=== Task statement ===
Below are the records. List every line holding the word "组织抢救".

Extracted records

──────────

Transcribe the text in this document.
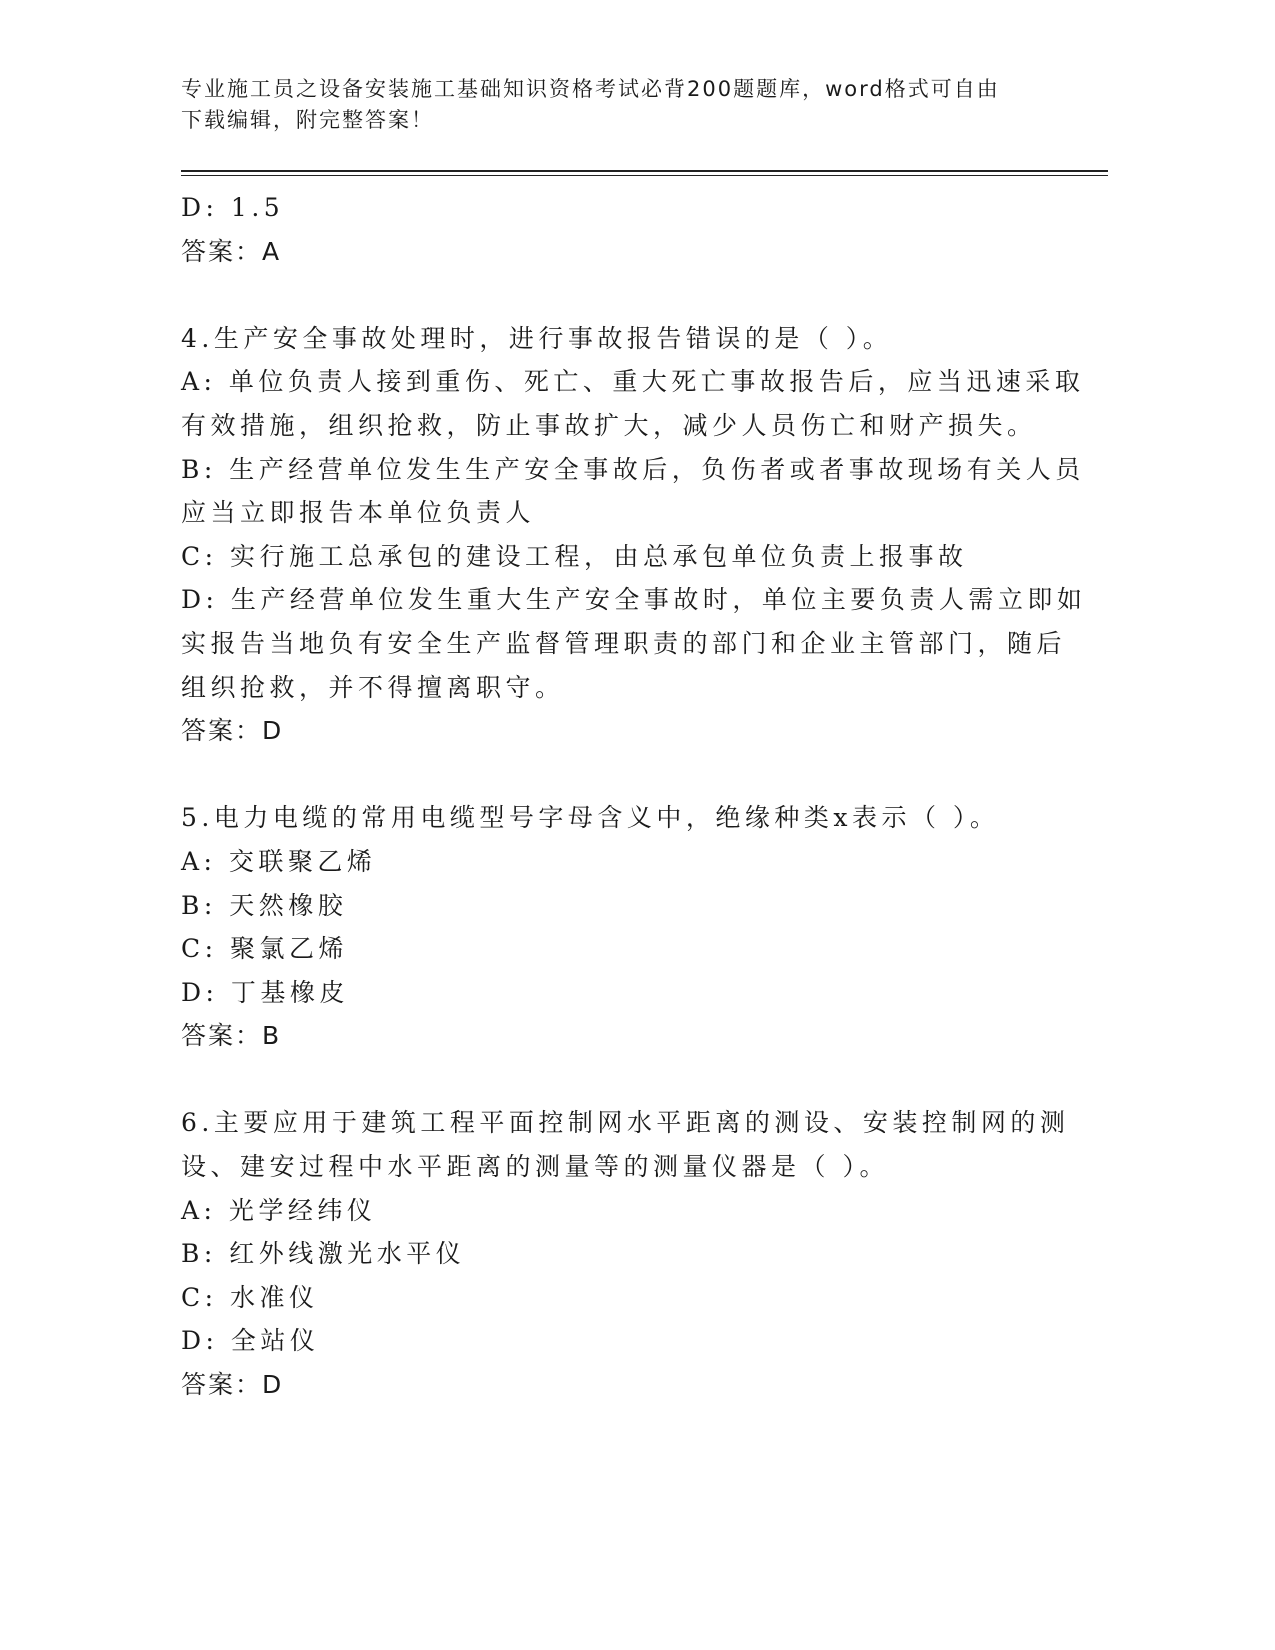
专业施工员之设备安装施工基础知识资格考试必背200题题库，word格式可自由
下载编辑，附完整答案！
D: 1.5
答案：A
4.生产安全事故处理时，进行事故报告错误的是（ ）。
A: 单位负责人接到重伤、死亡、重大死亡事故报告后，应当迅速采取
有效措施，组织抢救，防止事故扩大，减少人员伤亡和财产损失。
B: 生产经营单位发生生产安全事故后，负伤者或者事故现场有关人员
应当立即报告本单位负责人
C: 实行施工总承包的建设工程，由总承包单位负责上报事故
D: 生产经营单位发生重大生产安全事故时，单位主要负责人需立即如
实报告当地负有安全生产监督管理职责的部门和企业主管部门，随后
组织抢救，并不得擅离职守。
答案：D
5.电力电缆的常用电缆型号字母含义中，绝缘种类x表示（ ）。
A: 交联聚乙烯
B: 天然橡胶
C: 聚氯乙烯
D: 丁基橡皮
答案：B
6.主要应用于建筑工程平面控制网水平距离的测设、安装控制网的测
设、建安过程中水平距离的测量等的测量仪器是（ ）。
A: 光学经纬仪
B: 红外线激光水平仪
C: 水准仪
D: 全站仪
答案：D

──────────

=== Complete output ===
有效措施，组织抢救，防止事故扩大，减少人员伤亡和财产损失。
组织抢救，并不得擅离职守。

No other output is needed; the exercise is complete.